** LISTED RECORDS **
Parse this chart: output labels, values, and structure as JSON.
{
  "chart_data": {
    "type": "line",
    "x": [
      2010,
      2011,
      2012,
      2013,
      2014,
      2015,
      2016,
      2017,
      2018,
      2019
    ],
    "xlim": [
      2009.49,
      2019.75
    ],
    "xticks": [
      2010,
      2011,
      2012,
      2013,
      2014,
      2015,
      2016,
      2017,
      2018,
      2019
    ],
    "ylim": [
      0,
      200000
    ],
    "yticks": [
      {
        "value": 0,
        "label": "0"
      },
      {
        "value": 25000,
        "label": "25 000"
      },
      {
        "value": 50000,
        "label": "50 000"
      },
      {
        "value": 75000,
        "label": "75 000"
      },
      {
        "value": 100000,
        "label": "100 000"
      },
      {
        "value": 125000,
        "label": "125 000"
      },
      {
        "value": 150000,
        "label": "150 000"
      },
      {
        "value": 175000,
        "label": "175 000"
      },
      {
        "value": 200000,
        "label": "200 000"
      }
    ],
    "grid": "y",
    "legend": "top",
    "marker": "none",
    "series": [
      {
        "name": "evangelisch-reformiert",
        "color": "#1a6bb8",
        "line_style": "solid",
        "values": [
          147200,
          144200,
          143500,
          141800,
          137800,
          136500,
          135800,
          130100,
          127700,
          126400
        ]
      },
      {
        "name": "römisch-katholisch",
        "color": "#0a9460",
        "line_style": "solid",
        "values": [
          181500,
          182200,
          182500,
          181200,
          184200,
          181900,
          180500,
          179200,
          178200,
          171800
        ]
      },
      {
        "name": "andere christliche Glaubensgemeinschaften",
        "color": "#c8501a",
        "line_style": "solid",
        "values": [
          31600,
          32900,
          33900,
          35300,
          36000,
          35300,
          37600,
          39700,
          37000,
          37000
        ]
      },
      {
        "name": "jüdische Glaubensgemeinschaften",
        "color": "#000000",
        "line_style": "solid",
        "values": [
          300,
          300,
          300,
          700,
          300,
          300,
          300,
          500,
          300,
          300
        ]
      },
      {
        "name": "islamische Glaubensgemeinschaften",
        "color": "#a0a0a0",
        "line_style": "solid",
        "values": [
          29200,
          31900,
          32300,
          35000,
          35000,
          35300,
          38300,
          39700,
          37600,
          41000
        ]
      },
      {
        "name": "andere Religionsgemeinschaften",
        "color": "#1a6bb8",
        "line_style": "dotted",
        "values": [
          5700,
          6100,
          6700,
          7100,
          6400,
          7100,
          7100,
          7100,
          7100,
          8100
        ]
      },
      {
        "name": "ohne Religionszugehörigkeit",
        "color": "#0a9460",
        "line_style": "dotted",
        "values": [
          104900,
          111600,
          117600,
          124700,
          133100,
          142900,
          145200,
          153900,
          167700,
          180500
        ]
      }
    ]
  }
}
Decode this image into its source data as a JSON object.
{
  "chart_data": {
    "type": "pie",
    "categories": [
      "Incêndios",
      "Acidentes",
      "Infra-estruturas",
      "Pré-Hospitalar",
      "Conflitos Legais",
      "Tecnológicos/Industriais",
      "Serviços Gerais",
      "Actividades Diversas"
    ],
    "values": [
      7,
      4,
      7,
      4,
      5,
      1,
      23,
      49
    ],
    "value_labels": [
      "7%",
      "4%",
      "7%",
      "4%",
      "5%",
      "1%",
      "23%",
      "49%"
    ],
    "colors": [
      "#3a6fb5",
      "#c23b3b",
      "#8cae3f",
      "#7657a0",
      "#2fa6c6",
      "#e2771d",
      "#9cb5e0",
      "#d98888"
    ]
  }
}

** REQUIREMENT **
Print the whole listing again, exactly.

** WRITTEN ANSWER **
Parse this chart: output labels, values, and structure as JSON.
{
  "chart_data": {
    "type": "line",
    "x": [
      2010,
      2011,
      2012,
      2013,
      2014,
      2015,
      2016,
      2017,
      2018,
      2019
    ],
    "xlim": [
      2009.49,
      2019.75
    ],
    "xticks": [
      2010,
      2011,
      2012,
      2013,
      2014,
      2015,
      2016,
      2017,
      2018,
      2019
    ],
    "ylim": [
      0,
      200000
    ],
    "yticks": [
      {
        "value": 0,
        "label": "0"
      },
      {
        "value": 25000,
        "label": "25 000"
      },
      {
        "value": 50000,
        "label": "50 000"
      },
      {
        "value": 75000,
        "label": "75 000"
      },
      {
        "value": 100000,
        "label": "100 000"
      },
      {
        "value": 125000,
        "label": "125 000"
      },
      {
        "value": 150000,
        "label": "150 000"
      },
      {
        "value": 175000,
        "label": "175 000"
      },
      {
        "value": 200000,
        "label": "200 000"
      }
    ],
    "grid": "y",
    "legend": "top",
    "marker": "none",
    "series": [
      {
        "name": "evangelisch-reformiert",
        "color": "#1a6bb8",
        "line_style": "solid",
        "values": [
          147200,
          144200,
          143500,
          141800,
          137800,
          136500,
          135800,
          130100,
          127700,
          126400
        ]
      },
      {
        "name": "römisch-katholisch",
        "color": "#0a9460",
        "line_style": "solid",
        "values": [
          181500,
          182200,
          182500,
          181200,
          184200,
          181900,
          180500,
          179200,
          178200,
          171800
        ]
      },
      {
        "name": "andere christliche Glaubensgemeinschaften",
        "color": "#c8501a",
        "line_style": "solid",
        "values": [
          31600,
          32900,
          33900,
          35300,
          36000,
          35300,
          37600,
          39700,
          37000,
          37000
        ]
      },
      {
        "name": "jüdische Glaubensgemeinschaften",
        "color": "#000000",
        "line_style": "solid",
        "values": [
          300,
          300,
          300,
          700,
          300,
          300,
          300,
          500,
          300,
          300
        ]
      },
      {
        "name": "islamische Glaubensgemeinschaften",
        "color": "#a0a0a0",
        "line_style": "solid",
        "values": [
          29200,
          31900,
          32300,
          35000,
          35000,
          35300,
          38300,
          39700,
          37600,
          41000
        ]
      },
      {
        "name": "andere Religionsgemeinschaften",
        "color": "#1a6bb8",
        "line_style": "dotted",
        "values": [
          5700,
          6100,
          6700,
          7100,
          6400,
          7100,
          7100,
          7100,
          7100,
          8100
        ]
      },
      {
        "name": "ohne Religionszugehörigkeit",
        "color": "#0a9460",
        "line_style": "dotted",
        "values": [
          104900,
          111600,
          117600,
          124700,
          133100,
          142900,
          145200,
          153900,
          167700,
          180500
        ]
      }
    ]
  }
}
Decode this image into its source data as a JSON object.
{
  "chart_data": {
    "type": "pie",
    "categories": [
      "Incêndios",
      "Acidentes",
      "Infra-estruturas",
      "Pré-Hospitalar",
      "Conflitos Legais",
      "Tecnológicos/Industriais",
      "Serviços Gerais",
      "Actividades Diversas"
    ],
    "values": [
      7,
      4,
      7,
      4,
      5,
      1,
      23,
      49
    ],
    "value_labels": [
      "7%",
      "4%",
      "7%",
      "4%",
      "5%",
      "1%",
      "23%",
      "49%"
    ],
    "colors": [
      "#3a6fb5",
      "#c23b3b",
      "#8cae3f",
      "#7657a0",
      "#2fa6c6",
      "#e2771d",
      "#9cb5e0",
      "#d98888"
    ]
  }
}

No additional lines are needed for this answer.